**Work required:**
Your task is to print all of the material verbatim.

◆ ◆ ◆ ◆

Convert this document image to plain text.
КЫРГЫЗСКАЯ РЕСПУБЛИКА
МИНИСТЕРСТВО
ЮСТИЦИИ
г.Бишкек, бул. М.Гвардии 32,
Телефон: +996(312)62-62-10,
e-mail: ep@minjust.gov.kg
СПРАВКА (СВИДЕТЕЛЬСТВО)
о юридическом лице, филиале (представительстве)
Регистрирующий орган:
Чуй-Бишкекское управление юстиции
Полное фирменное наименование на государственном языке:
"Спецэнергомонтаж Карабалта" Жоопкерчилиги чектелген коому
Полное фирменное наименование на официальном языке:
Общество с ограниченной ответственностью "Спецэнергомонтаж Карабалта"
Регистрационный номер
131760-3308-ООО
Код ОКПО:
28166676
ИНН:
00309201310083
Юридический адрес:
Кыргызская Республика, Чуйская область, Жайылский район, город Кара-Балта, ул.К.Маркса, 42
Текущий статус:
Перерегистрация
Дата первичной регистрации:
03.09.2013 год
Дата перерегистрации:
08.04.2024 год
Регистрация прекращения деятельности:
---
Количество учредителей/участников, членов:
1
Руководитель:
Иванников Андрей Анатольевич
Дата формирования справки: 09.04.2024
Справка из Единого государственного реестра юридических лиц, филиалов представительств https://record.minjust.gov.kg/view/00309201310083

◆ ◆ ◆ ◆

**Solution to this exercise:**
Convert this document image to plain text.
КЫРГЫЗСКАЯ РЕСПУБЛИКА
МИНИСТЕРСТВО
ЮСТИЦИИ
г.Бишкек, бул. М.Гвардии 32,
Телефон: +996(312)62-62-10,
e-mail: ep@minjust.gov.kg
СПРАВКА (СВИДЕТЕЛЬСТВО)
о юридическом лице, филиале (представительстве)
Регистрирующий орган:
Чуй-Бишкекское управление юстиции
Полное фирменное наименование на государственном языке:
"Спецэнергомонтаж Карабалта" Жоопкерчилиги чектелген коому
Полное фирменное наименование на официальном языке:
Общество с ограниченной ответственностью "Спецэнергомонтаж Карабалта"
Регистрационный номер
131760-3308-ООО
Код ОКПО:
28166676
ИНН:
00309201310083
Юридический адрес:
Кыргызская Республика, Чуйская область, Жайылский район, город Кара-Балта, ул.К.Маркса, 42
Текущий статус:
Перерегистрация
Дата первичной регистрации:
03.09.2013 год
Дата перерегистрации:
08.04.2024 год
Регистрация прекращения деятельности:
---
Количество учредителей/участников, членов:
1
Руководитель:
Иванников Андрей Анатольевич
Дата формирования справки: 09.04.2024
Справка из Единого государственного реестра юридических лиц, филиалов представительств https://record.minjust.gov.kg/view/00309201310083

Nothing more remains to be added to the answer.